Pull out every line in the records that contains the string "text".

########

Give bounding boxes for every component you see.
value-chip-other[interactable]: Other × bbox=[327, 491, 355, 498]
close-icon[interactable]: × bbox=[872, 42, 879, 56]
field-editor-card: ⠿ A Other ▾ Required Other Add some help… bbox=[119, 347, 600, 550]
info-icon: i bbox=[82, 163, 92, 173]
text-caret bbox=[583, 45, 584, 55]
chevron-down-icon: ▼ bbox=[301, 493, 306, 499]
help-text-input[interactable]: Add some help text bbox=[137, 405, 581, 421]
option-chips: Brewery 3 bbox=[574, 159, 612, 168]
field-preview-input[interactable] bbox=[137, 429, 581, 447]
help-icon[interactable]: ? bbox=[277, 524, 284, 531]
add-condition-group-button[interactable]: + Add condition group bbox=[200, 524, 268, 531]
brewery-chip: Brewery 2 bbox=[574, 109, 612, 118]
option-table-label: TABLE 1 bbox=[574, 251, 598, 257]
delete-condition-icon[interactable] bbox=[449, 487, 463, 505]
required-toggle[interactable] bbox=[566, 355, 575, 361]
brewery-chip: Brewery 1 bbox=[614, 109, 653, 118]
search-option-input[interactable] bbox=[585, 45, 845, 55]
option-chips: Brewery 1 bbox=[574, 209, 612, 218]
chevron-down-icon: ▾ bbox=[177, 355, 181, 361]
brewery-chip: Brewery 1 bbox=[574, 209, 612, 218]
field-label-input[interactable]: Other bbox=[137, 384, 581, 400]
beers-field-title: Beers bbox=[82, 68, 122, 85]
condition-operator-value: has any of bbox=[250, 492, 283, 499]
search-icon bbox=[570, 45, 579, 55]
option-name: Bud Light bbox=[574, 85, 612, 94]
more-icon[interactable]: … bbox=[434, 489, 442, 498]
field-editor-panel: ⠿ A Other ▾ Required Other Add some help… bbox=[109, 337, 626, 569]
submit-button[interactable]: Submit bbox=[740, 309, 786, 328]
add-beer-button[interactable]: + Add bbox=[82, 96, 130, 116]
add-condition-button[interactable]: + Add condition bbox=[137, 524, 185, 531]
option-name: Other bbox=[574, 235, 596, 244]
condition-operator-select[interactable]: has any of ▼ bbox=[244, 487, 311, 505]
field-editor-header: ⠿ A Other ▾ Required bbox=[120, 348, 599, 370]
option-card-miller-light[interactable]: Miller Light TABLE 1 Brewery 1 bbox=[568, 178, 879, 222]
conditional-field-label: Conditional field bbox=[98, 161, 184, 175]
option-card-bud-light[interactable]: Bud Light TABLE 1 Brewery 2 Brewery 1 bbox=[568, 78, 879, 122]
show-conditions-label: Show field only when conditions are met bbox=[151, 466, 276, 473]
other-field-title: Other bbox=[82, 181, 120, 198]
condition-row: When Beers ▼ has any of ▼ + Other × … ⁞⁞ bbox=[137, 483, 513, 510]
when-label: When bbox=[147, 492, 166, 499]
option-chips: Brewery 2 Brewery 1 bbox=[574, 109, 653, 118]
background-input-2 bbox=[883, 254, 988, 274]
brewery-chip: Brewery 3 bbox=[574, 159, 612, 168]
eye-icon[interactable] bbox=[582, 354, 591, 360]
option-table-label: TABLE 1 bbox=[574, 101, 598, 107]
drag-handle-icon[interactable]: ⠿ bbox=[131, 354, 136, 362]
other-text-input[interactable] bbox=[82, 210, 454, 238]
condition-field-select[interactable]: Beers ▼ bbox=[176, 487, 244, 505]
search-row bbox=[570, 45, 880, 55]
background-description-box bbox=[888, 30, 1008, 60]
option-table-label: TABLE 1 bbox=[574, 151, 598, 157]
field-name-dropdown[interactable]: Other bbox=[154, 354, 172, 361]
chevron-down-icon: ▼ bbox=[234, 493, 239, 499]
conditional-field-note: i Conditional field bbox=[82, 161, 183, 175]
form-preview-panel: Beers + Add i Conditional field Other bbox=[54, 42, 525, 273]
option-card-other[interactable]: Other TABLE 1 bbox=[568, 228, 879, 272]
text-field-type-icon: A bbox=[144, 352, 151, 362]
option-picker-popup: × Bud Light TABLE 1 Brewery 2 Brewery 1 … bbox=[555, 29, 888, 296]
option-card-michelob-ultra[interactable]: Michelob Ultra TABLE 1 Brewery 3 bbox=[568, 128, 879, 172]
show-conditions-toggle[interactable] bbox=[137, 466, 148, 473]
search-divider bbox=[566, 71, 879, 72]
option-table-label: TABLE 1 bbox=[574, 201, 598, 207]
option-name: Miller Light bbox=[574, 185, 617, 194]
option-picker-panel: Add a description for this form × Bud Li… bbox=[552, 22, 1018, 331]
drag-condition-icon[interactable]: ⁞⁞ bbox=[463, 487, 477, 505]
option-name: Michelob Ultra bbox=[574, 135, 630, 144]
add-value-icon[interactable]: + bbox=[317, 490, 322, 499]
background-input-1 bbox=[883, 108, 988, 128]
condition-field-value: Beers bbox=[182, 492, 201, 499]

########

## Solution for this exercise
text-caret bbox=[583, 45, 584, 55]
help-text-input[interactable]: Add some help text bbox=[137, 405, 581, 421]
other-text-input[interactable] bbox=[82, 210, 454, 238]
text-field-type-icon: A bbox=[144, 352, 151, 362]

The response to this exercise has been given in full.